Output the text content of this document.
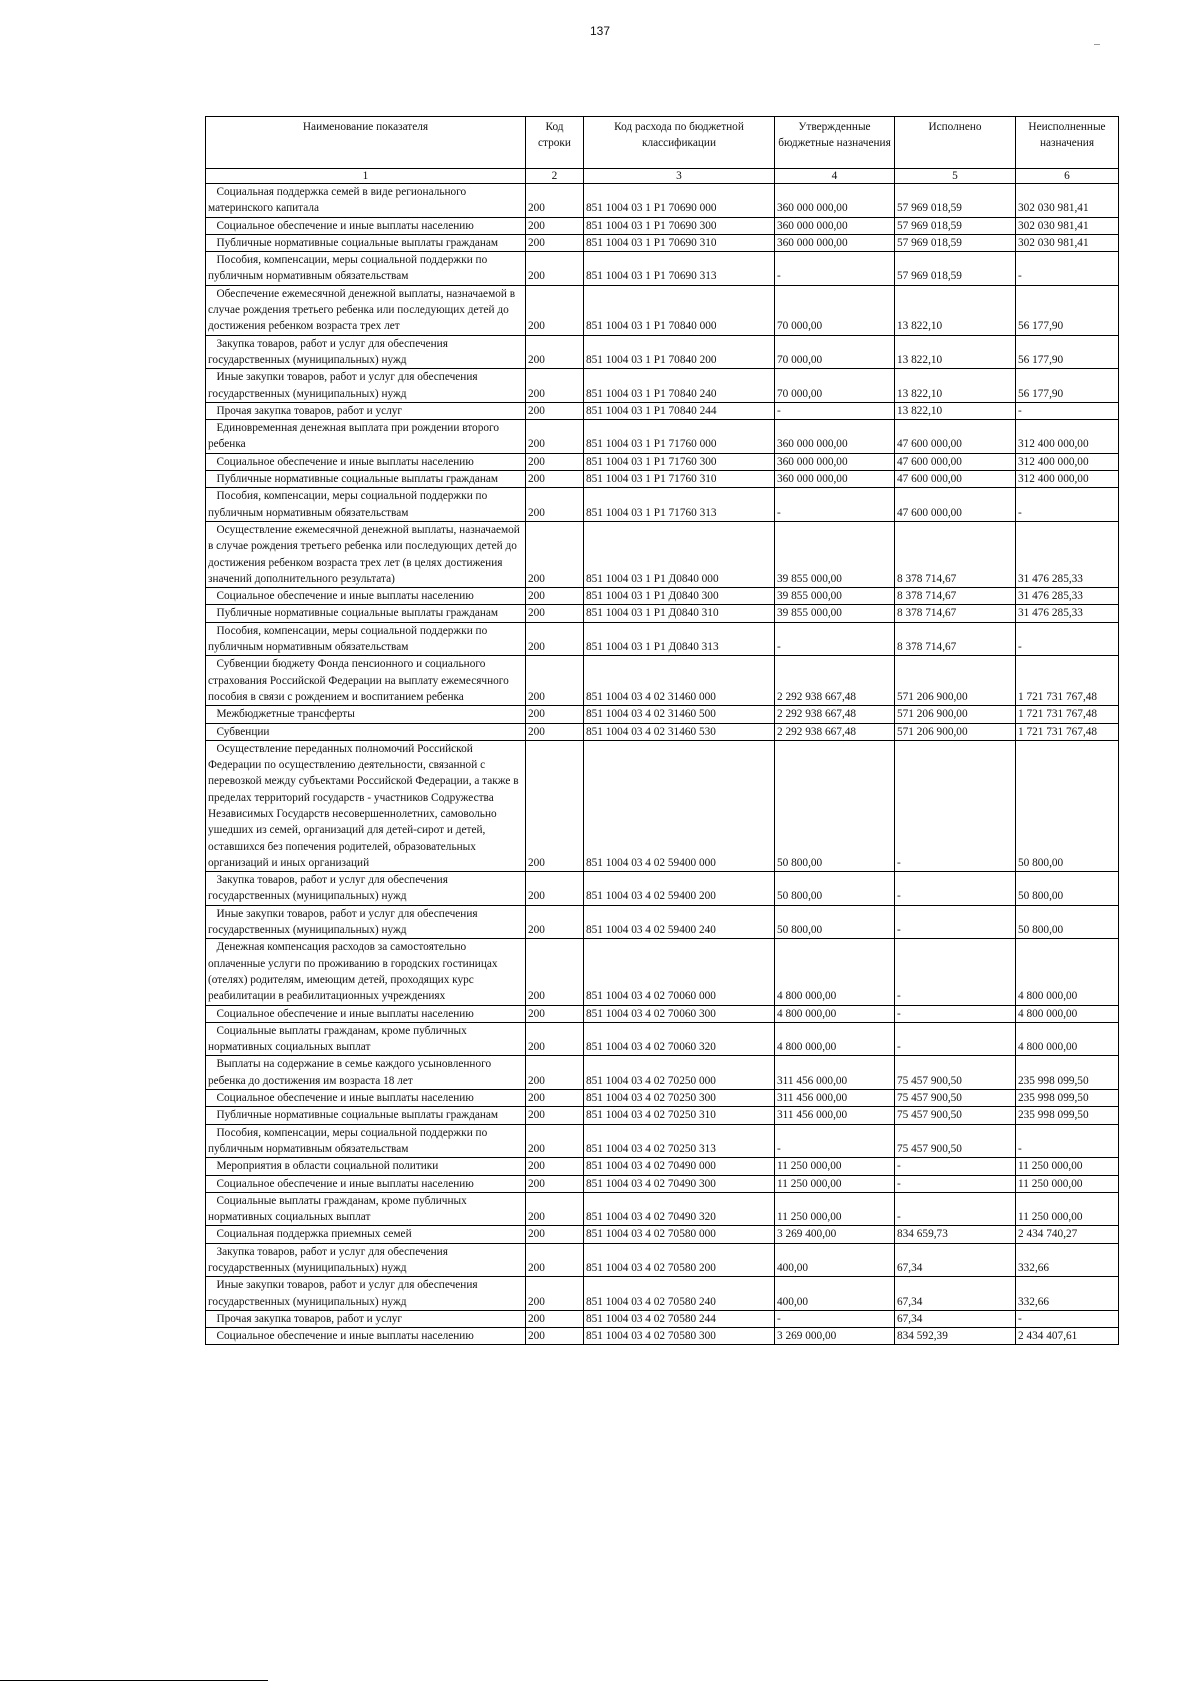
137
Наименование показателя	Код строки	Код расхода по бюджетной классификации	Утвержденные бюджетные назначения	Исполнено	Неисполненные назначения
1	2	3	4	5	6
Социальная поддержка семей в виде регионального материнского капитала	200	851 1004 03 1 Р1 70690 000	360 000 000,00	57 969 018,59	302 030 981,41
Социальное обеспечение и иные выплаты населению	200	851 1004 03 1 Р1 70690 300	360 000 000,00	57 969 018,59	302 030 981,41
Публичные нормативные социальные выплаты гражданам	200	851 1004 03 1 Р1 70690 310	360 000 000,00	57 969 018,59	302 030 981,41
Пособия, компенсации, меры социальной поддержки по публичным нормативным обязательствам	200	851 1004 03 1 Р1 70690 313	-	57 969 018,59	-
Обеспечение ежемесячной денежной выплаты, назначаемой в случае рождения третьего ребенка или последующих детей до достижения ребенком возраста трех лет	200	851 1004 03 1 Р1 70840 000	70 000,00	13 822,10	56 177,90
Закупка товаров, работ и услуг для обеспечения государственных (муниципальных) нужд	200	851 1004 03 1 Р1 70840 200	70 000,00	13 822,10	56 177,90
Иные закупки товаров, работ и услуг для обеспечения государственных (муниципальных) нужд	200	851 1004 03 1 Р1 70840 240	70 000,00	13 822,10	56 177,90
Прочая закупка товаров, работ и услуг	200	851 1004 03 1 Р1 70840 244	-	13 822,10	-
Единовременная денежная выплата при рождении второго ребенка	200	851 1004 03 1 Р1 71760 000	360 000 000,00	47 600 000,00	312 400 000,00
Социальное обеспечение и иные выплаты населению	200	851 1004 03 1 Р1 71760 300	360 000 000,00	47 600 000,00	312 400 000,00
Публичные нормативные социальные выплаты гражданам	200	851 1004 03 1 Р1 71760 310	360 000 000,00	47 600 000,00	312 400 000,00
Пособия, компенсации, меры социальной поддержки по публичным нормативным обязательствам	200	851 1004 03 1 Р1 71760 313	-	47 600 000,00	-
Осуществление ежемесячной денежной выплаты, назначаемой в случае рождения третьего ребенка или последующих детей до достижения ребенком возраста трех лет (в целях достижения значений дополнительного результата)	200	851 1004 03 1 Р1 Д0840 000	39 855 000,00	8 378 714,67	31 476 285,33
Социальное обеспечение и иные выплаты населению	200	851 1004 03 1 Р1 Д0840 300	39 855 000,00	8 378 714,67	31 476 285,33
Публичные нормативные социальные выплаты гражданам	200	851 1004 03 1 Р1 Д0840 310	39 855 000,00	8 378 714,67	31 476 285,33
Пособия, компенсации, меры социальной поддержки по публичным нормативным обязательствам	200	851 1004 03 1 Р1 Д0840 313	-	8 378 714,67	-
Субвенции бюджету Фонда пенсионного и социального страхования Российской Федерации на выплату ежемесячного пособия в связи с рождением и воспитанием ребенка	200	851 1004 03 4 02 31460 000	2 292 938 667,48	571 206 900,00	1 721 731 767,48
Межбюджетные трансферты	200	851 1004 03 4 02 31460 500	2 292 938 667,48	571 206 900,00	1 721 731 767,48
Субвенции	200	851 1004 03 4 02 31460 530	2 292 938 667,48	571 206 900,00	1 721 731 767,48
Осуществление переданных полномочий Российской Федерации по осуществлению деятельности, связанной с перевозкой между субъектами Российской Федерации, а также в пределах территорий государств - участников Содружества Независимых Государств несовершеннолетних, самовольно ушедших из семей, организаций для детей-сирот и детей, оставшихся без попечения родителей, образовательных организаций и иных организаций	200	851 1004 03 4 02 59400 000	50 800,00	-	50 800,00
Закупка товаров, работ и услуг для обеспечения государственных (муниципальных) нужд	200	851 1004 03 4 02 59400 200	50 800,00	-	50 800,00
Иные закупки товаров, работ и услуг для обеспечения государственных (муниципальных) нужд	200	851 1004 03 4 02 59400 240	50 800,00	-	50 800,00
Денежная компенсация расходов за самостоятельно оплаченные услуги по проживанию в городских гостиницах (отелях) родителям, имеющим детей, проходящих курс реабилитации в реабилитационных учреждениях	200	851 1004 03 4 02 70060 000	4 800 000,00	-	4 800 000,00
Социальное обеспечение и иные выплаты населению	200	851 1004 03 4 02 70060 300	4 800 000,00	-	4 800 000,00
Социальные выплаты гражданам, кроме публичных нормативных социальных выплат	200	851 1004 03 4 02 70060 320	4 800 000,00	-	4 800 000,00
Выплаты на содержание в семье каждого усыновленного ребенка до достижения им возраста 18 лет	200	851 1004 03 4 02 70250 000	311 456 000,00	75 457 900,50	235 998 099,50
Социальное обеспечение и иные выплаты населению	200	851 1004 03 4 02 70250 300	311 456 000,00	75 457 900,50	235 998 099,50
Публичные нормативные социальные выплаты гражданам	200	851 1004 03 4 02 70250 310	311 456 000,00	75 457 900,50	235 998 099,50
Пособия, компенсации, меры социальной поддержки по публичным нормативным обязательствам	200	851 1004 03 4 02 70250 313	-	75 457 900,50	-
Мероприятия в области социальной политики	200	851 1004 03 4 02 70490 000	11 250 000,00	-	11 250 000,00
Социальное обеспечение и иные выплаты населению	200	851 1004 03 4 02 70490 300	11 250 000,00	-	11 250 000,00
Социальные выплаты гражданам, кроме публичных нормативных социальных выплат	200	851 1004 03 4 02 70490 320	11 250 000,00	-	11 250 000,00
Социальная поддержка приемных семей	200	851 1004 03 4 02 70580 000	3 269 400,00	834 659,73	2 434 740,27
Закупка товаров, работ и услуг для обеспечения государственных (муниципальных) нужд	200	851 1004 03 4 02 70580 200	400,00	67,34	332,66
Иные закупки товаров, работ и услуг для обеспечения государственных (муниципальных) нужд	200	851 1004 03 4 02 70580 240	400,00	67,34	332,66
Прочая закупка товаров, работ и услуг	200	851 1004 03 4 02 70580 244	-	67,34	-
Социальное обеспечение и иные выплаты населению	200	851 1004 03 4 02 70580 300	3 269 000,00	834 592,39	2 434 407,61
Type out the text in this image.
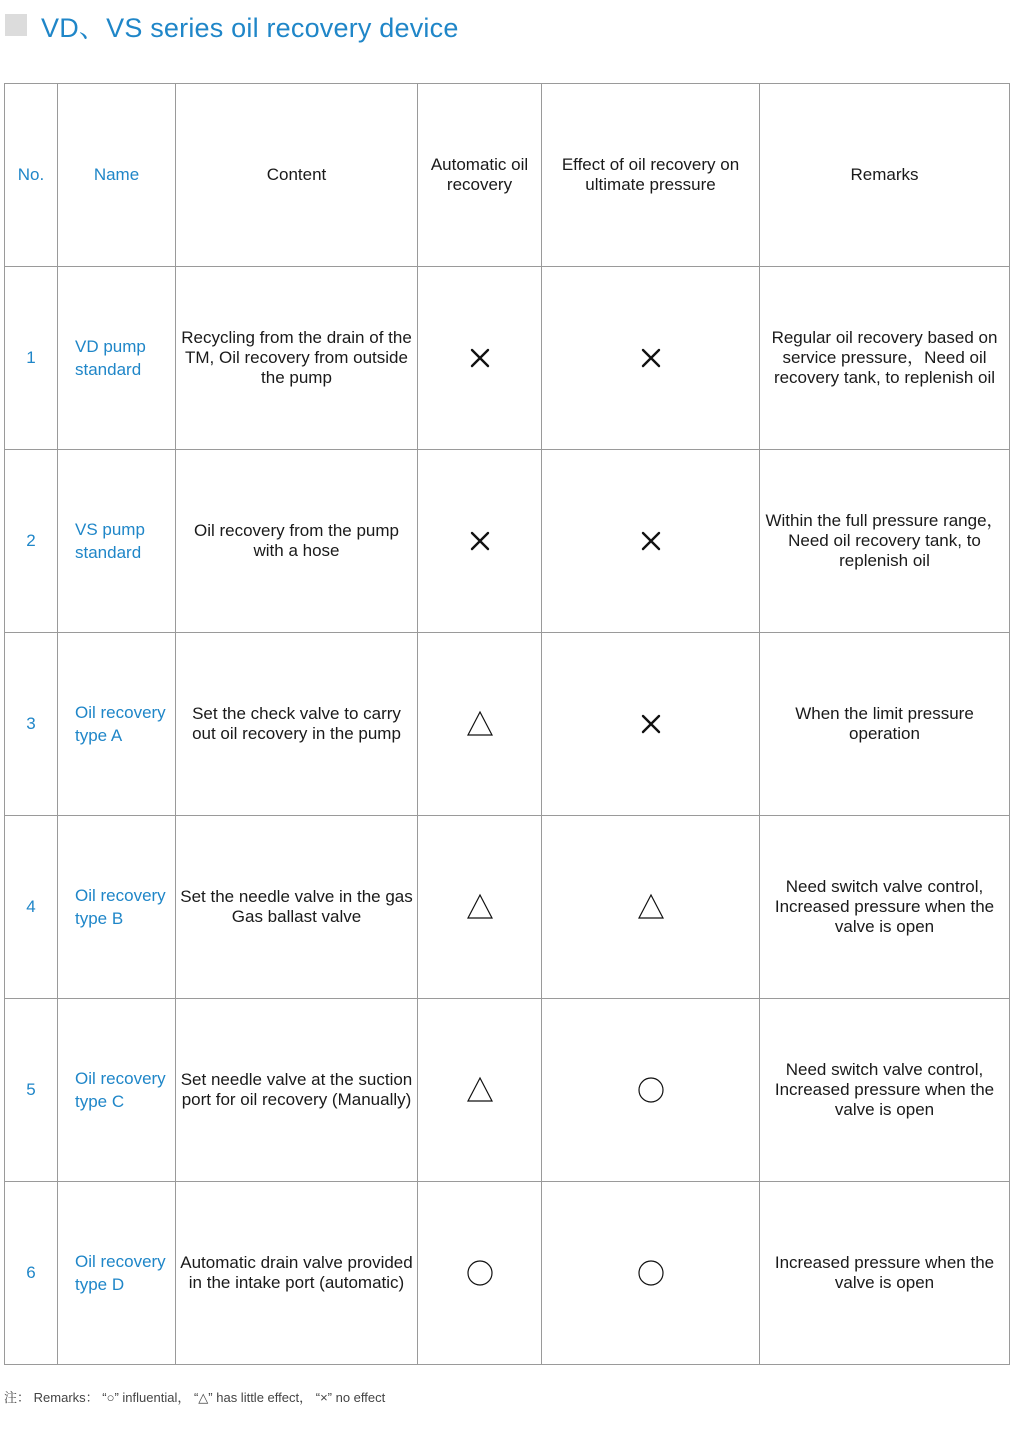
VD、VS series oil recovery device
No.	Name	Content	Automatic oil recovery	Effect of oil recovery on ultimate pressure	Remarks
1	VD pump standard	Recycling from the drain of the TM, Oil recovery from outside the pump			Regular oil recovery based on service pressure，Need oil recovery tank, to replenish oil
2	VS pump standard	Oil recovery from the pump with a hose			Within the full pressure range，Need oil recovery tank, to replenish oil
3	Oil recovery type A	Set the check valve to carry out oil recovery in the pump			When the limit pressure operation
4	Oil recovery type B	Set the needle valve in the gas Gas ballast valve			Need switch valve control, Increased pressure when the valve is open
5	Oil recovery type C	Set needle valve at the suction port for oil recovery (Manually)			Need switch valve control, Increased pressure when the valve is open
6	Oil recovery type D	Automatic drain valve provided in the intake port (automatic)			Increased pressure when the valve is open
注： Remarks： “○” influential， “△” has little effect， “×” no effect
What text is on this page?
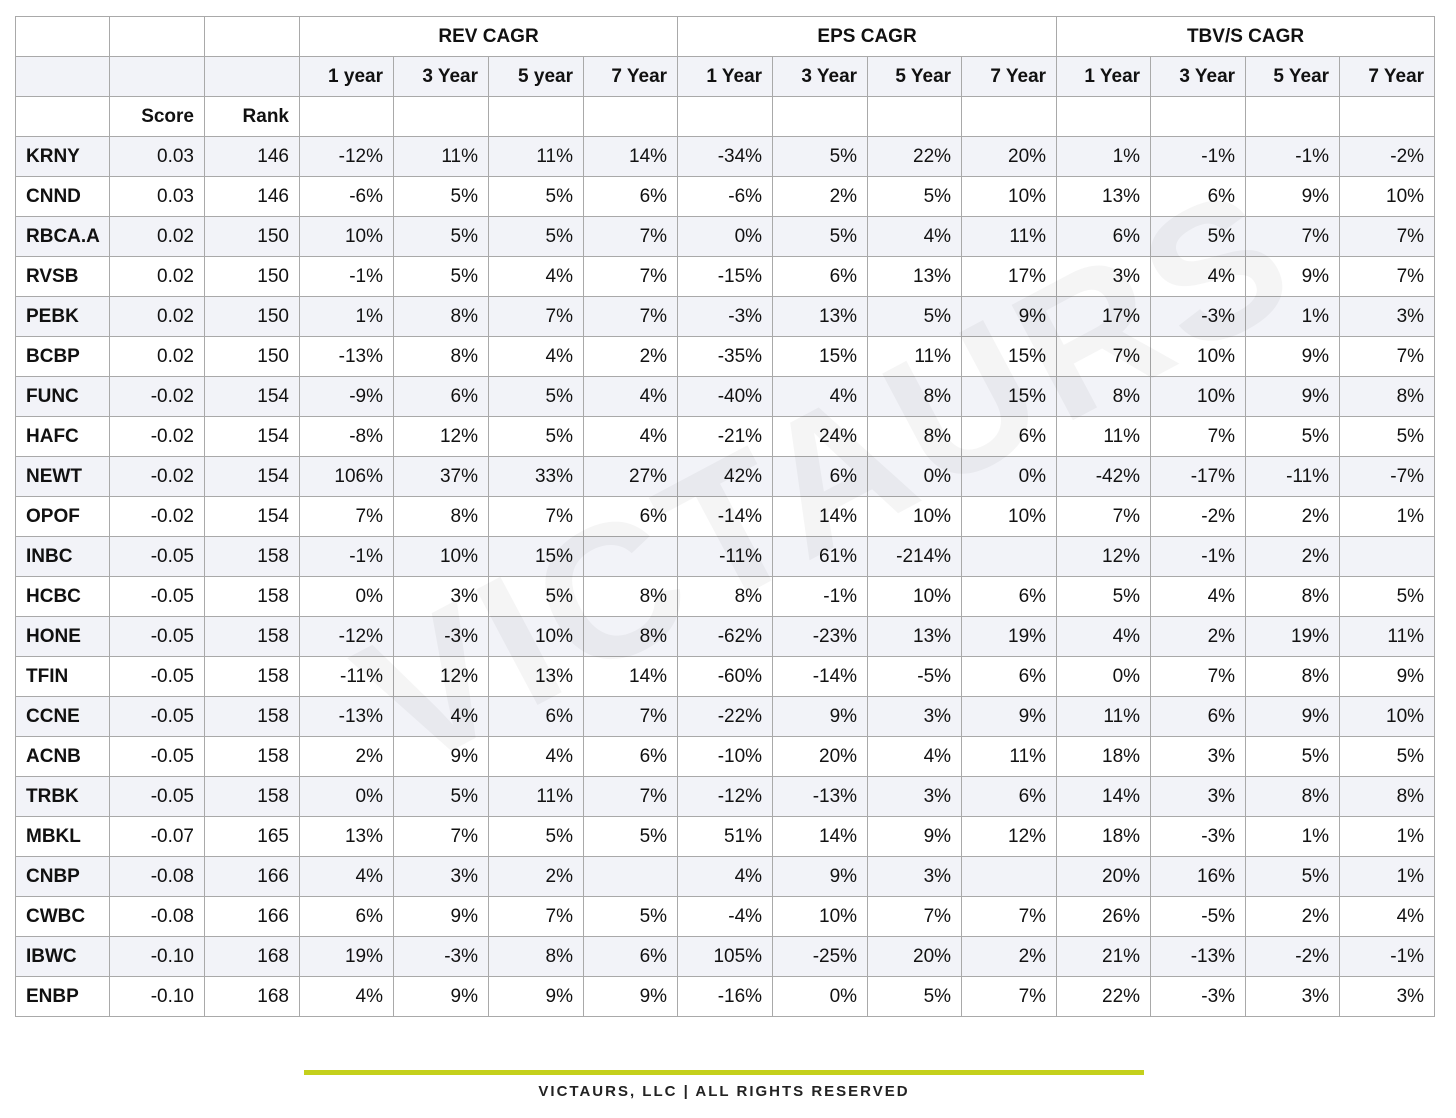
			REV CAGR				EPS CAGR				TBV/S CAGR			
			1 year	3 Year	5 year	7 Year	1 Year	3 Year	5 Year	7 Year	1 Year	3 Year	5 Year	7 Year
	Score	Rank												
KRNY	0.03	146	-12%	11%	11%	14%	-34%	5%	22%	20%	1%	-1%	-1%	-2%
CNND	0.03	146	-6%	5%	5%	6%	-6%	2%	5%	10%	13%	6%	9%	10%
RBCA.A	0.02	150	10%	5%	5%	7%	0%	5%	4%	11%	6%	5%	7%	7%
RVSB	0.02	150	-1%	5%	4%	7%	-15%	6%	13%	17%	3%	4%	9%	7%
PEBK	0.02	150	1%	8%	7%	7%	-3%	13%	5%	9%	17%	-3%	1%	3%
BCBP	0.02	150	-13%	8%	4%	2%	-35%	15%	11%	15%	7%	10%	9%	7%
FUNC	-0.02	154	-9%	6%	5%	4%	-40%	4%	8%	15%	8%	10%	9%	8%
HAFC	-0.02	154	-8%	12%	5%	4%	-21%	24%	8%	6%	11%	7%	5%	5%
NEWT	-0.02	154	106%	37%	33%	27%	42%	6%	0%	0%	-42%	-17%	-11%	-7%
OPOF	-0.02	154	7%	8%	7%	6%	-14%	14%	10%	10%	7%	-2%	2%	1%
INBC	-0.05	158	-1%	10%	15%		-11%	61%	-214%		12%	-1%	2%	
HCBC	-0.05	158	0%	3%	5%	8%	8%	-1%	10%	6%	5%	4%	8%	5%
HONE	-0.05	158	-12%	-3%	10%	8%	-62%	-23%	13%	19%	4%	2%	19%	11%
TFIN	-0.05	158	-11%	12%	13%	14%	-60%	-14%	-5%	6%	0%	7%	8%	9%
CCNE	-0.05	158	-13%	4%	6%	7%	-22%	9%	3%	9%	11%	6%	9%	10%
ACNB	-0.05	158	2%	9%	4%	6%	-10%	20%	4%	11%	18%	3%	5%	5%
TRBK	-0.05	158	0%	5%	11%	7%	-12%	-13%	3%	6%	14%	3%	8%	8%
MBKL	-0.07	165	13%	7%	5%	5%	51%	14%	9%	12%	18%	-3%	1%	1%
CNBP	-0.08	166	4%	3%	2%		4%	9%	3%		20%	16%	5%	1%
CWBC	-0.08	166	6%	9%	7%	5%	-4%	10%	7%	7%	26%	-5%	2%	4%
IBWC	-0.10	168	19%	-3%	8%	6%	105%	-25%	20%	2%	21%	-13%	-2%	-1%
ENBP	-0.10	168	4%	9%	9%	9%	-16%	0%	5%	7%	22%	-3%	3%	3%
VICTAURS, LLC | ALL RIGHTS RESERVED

### TASK TO CARRY OUT
Check each line above for the word "детей" and copy the ones that have it.

### ANSWER IN FULL
Обеспечение ежемесячной денежной выплаты, назначаемой в случае рождения третьего ребенка или последующих детей до достижения ребенком возраста трех лет	200	851 1004 03 1 Р1 70840 000	70 000,00	13 822,10	56 177,90
Осуществление ежемесячной денежной выплаты, назначаемой в случае рождения третьего ребенка или последующих детей до достижения ребенком возраста трех лет (в целях достижения значений дополнительного результата)	200	851 1004 03 1 Р1 Д0840 000	39 855 000,00	8 378 714,67	31 476 285,33
Осуществление переданных полномочий Российской Федерации по осуществлению деятельности, связанной с перевозкой между субъектами Российской Федерации, а также в пределах территорий государств - участников Содружества Независимых Государств несовершеннолетних, самовольно ушедших из семей, организаций для детей-сирот и детей, оставшихся без попечения родителей, образовательных организаций и иных организаций	200	851 1004 03 4 02 59400 000	50 800,00	-	50 800,00
Денежная компенсация расходов за самостоятельно оплаченные услуги по проживанию в городских гостиницах (отелях) родителям, имеющим детей, проходящих курс реабилитации в реабилитационных учреждениях	200	851 1004 03 4 02 70060 000	4 800 000,00	-	4 800 000,00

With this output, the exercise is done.